WORK TO COMPLETE. Every entry that follows should be repeated exactly; drop the images.
##########
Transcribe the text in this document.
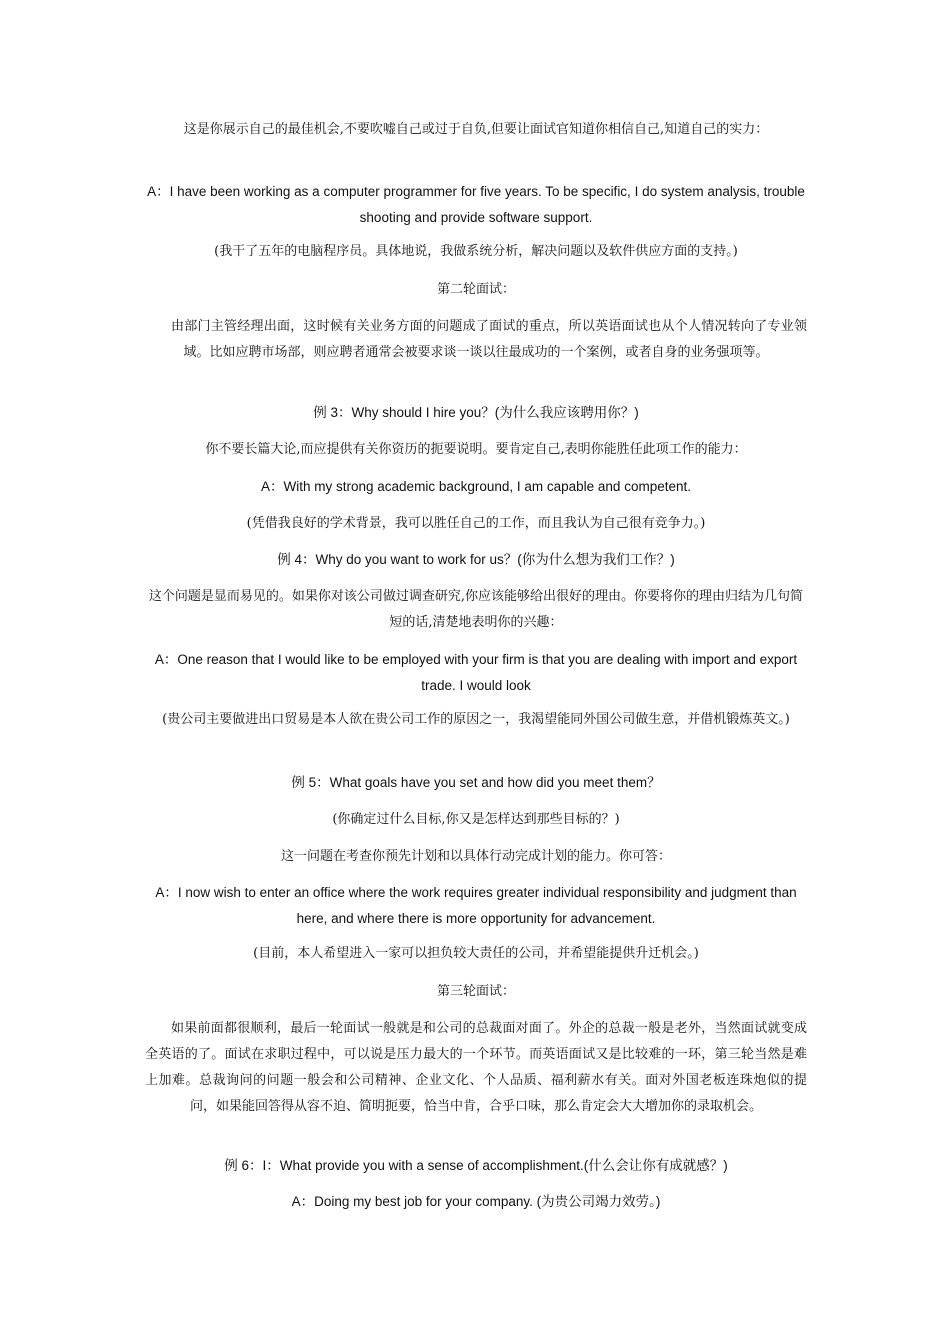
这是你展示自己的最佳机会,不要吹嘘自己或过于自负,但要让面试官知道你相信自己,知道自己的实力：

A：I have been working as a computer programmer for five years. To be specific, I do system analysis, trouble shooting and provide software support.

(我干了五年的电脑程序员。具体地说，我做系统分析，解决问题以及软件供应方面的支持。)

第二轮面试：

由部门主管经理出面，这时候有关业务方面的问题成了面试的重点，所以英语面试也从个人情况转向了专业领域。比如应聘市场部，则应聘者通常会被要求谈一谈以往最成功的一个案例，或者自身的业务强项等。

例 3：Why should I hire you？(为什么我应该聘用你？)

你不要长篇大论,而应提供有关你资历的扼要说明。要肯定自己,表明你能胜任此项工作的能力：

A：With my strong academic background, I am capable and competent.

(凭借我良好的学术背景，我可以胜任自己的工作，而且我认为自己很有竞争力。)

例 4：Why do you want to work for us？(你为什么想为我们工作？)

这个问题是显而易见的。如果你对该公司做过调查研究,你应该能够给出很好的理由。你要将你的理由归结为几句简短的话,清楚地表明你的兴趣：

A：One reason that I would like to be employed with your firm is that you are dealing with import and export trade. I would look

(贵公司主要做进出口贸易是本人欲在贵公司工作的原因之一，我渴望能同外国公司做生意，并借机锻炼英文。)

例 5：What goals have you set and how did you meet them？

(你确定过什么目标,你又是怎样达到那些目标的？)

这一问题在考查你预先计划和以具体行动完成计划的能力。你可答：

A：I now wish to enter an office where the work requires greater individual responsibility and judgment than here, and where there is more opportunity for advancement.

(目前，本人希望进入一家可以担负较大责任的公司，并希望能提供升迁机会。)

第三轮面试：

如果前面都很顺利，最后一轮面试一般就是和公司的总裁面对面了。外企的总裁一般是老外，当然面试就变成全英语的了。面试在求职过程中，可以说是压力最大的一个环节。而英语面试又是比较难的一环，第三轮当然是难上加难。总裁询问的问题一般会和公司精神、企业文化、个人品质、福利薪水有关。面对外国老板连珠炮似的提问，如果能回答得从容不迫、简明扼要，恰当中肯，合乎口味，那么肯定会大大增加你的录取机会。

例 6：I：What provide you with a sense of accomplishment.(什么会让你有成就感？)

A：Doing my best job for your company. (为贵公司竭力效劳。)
##########
ANSWER.
Transcribe the text in this document.
这是你展示自己的最佳机会,不要吹嘘自己或过于自负,但要让面试官知道你相信自己,知道自己的实力：

A：I have been working as a computer programmer for five years. To be specific, I do system analysis, trouble shooting and provide software support.

(我干了五年的电脑程序员。具体地说，我做系统分析，解决问题以及软件供应方面的支持。)

第二轮面试：

由部门主管经理出面，这时候有关业务方面的问题成了面试的重点，所以英语面试也从个人情况转向了专业领域。比如应聘市场部，则应聘者通常会被要求谈一谈以往最成功的一个案例，或者自身的业务强项等。

例 3：Why should I hire you？(为什么我应该聘用你？)

你不要长篇大论,而应提供有关你资历的扼要说明。要肯定自己,表明你能胜任此项工作的能力：

A：With my strong academic background, I am capable and competent.

(凭借我良好的学术背景，我可以胜任自己的工作，而且我认为自己很有竞争力。)

例 4：Why do you want to work for us？(你为什么想为我们工作？)

这个问题是显而易见的。如果你对该公司做过调查研究,你应该能够给出很好的理由。你要将你的理由归结为几句简短的话,清楚地表明你的兴趣：

A：One reason that I would like to be employed with your firm is that you are dealing with import and export trade. I would look

(贵公司主要做进出口贸易是本人欲在贵公司工作的原因之一，我渴望能同外国公司做生意，并借机锻炼英文。)

例 5：What goals have you set and how did you meet them？

(你确定过什么目标,你又是怎样达到那些目标的？)

这一问题在考查你预先计划和以具体行动完成计划的能力。你可答：

A：I now wish to enter an office where the work requires greater individual responsibility and judgment than here, and where there is more opportunity for advancement.

(目前，本人希望进入一家可以担负较大责任的公司，并希望能提供升迁机会。)

第三轮面试：

如果前面都很顺利，最后一轮面试一般就是和公司的总裁面对面了。外企的总裁一般是老外，当然面试就变成全英语的了。面试在求职过程中，可以说是压力最大的一个环节。而英语面试又是比较难的一环，第三轮当然是难上加难。总裁询问的问题一般会和公司精神、企业文化、个人品质、福利薪水有关。面对外国老板连珠炮似的提问，如果能回答得从容不迫、简明扼要，恰当中肯，合乎口味，那么肯定会大大增加你的录取机会。

例 6：I：What provide you with a sense of accomplishment.(什么会让你有成就感？)

A：Doing my best job for your company. (为贵公司竭力效劳。)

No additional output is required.